:: DATASET ROWS ::
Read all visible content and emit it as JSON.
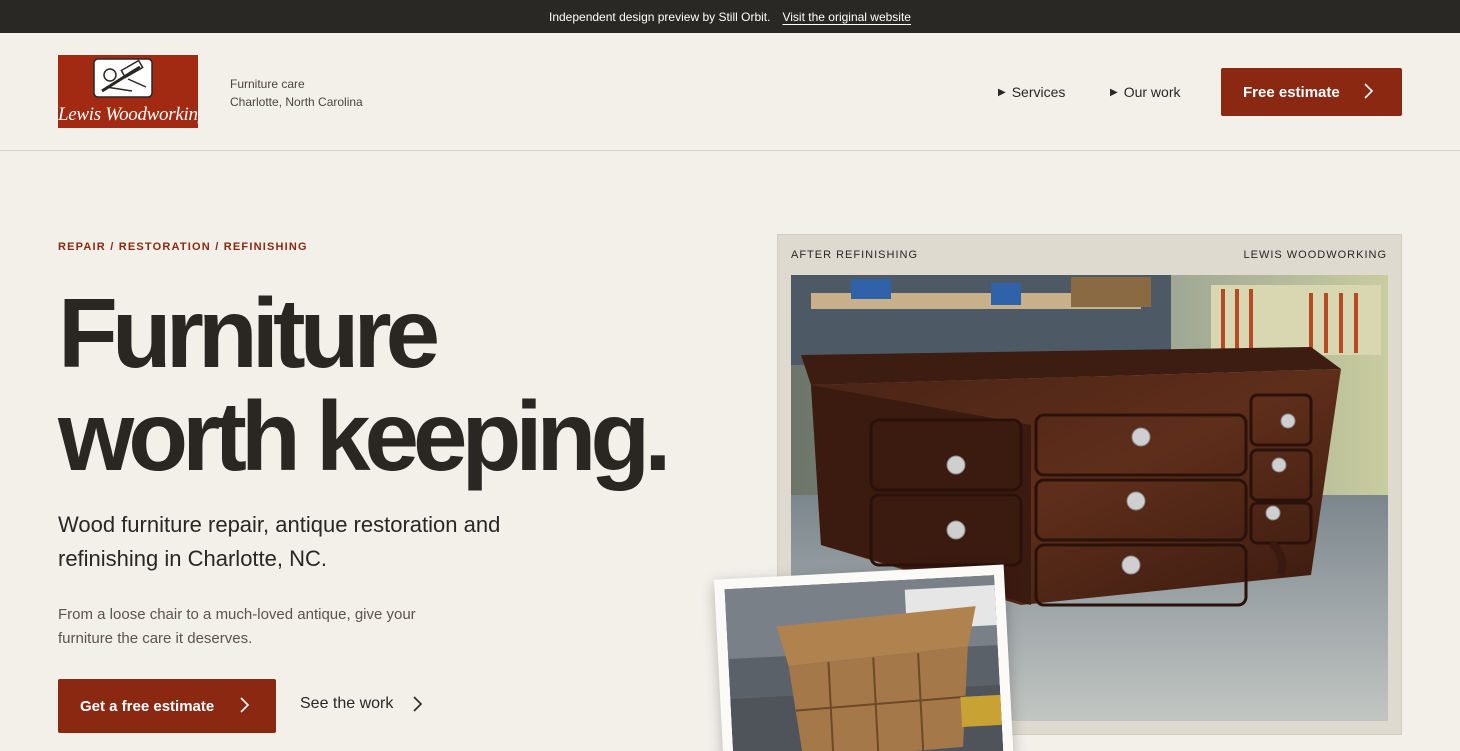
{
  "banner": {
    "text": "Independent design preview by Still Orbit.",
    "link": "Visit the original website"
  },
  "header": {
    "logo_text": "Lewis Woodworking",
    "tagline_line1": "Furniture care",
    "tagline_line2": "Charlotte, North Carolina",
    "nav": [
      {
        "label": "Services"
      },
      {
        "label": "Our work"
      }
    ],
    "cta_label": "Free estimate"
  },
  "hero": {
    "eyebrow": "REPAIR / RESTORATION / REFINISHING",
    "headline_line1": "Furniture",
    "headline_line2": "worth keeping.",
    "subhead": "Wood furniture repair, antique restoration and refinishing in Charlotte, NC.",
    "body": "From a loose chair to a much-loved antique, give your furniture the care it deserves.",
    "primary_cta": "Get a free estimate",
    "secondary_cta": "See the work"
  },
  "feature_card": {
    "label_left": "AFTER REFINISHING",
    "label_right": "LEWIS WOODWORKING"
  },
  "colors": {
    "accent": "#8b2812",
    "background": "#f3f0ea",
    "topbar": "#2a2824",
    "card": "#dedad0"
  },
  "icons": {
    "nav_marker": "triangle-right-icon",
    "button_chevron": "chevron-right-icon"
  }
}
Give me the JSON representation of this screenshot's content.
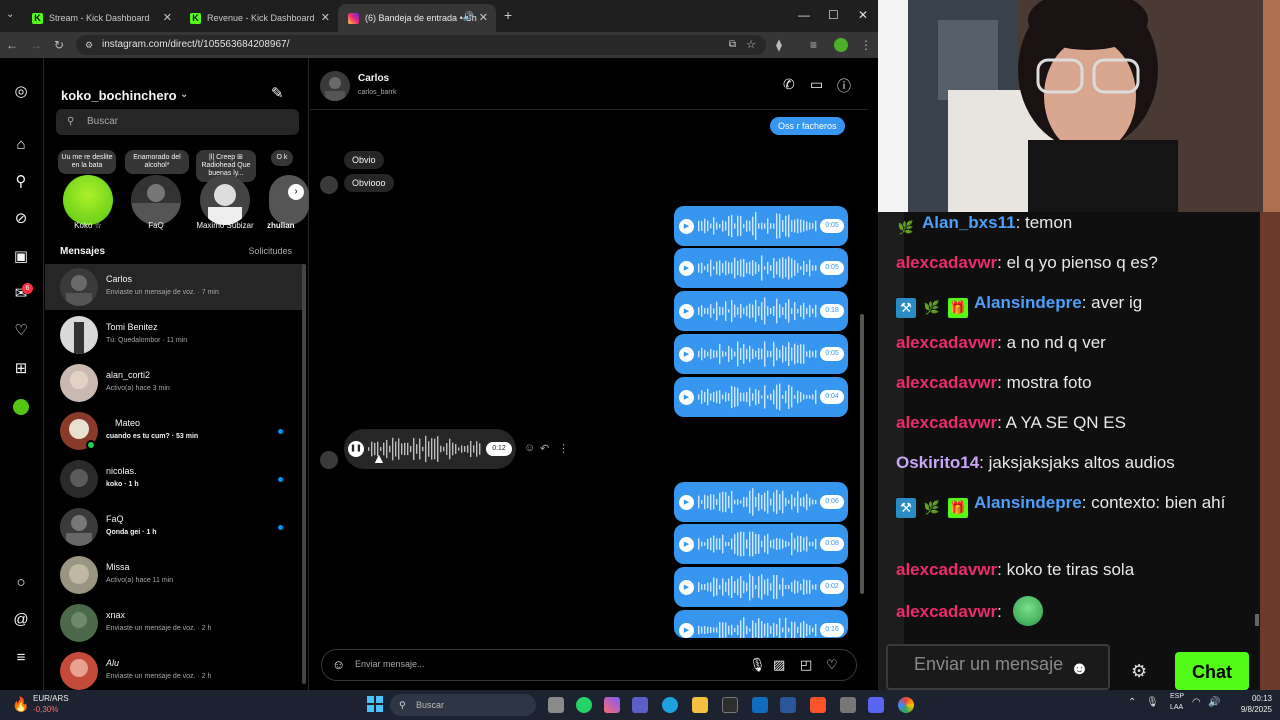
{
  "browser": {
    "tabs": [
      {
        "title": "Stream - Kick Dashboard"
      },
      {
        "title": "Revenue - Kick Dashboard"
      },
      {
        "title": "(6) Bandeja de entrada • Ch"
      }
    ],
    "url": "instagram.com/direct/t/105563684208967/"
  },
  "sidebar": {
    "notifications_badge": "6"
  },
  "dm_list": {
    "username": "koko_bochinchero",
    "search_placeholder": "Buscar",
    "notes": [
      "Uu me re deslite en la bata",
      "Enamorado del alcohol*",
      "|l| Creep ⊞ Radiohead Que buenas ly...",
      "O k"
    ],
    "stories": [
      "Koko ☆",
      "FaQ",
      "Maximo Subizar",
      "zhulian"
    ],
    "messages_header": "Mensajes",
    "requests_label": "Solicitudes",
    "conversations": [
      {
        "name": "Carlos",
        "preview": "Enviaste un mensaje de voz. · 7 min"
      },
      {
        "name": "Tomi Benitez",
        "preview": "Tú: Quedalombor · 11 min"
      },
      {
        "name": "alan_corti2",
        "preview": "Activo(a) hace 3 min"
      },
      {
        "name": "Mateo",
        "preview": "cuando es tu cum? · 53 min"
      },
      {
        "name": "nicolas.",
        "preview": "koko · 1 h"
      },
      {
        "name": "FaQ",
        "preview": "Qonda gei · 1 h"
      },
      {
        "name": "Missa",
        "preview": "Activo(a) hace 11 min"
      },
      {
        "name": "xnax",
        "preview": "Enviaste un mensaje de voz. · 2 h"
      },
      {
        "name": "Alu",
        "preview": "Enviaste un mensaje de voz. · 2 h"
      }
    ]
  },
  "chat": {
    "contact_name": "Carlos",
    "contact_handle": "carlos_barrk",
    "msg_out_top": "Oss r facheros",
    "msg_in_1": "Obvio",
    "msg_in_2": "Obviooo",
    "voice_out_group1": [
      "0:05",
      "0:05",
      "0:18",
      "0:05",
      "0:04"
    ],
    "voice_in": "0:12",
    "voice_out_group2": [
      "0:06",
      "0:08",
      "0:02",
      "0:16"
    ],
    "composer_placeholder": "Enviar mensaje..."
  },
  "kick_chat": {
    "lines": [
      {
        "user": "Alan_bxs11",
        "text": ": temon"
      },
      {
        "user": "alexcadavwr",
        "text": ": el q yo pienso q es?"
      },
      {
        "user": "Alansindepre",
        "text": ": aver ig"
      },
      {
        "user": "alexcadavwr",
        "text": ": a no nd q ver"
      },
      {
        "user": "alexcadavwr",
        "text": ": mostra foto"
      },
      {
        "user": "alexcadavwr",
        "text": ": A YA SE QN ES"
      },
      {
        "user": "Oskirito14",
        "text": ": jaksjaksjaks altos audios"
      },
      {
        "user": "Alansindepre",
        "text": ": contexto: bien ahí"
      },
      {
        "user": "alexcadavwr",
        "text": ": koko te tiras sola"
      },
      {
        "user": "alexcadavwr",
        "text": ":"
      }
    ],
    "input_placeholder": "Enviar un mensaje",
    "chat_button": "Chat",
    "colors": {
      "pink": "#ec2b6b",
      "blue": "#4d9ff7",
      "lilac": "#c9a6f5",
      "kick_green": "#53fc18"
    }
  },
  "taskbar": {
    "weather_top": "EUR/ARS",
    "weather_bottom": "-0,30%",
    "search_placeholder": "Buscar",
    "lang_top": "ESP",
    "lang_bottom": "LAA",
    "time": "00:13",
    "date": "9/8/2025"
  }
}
:::
:: DATASET ROWS ::
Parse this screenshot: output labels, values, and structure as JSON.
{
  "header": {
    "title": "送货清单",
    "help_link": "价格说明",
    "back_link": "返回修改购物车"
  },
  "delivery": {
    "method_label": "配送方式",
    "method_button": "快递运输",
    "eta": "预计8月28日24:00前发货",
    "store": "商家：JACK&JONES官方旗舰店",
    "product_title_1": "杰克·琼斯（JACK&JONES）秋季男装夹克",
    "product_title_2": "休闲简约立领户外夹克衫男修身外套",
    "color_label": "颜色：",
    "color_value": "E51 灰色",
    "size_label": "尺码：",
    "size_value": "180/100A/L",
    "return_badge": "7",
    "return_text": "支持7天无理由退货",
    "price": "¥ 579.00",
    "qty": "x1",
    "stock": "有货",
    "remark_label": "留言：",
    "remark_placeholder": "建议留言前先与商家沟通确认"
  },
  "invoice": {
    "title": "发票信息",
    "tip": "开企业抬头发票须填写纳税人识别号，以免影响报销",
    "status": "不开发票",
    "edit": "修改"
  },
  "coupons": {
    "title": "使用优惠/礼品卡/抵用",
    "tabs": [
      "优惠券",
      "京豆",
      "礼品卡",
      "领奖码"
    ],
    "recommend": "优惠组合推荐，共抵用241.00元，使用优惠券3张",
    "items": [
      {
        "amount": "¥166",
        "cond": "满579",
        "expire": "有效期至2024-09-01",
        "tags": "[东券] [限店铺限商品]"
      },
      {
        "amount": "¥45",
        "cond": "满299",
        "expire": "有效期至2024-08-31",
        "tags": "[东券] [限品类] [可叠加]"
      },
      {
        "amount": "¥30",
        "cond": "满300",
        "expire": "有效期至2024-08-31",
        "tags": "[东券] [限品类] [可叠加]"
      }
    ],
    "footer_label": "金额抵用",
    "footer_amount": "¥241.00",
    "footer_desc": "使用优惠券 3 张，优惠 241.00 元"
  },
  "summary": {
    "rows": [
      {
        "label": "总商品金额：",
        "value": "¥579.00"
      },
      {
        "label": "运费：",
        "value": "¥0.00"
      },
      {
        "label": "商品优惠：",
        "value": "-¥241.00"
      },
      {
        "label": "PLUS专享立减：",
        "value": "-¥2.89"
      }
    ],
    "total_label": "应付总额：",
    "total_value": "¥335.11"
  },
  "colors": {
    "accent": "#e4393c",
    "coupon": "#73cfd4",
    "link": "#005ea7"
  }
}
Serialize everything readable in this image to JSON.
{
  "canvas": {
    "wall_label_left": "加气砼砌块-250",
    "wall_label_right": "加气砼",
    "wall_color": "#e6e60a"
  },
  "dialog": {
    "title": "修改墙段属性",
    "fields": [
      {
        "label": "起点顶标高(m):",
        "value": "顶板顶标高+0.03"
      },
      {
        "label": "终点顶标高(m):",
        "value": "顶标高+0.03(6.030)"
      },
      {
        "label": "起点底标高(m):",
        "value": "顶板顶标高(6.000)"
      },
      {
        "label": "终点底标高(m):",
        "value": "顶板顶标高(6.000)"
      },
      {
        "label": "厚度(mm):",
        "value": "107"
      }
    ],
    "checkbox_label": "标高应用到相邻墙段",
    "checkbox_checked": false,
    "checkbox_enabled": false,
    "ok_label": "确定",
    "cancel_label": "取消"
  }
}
:::
● **WRITTEN REQUEST**: Scan the records above for the string "Charlotte", then report every line that contains it.

● **OUTPUT FOR THIS EXERCISE**:
    "tagline_line2": "Charlotte, North Carolina",
    "subhead": "Wood furniture repair, antique restoration and refinishing in Charlotte, NC.",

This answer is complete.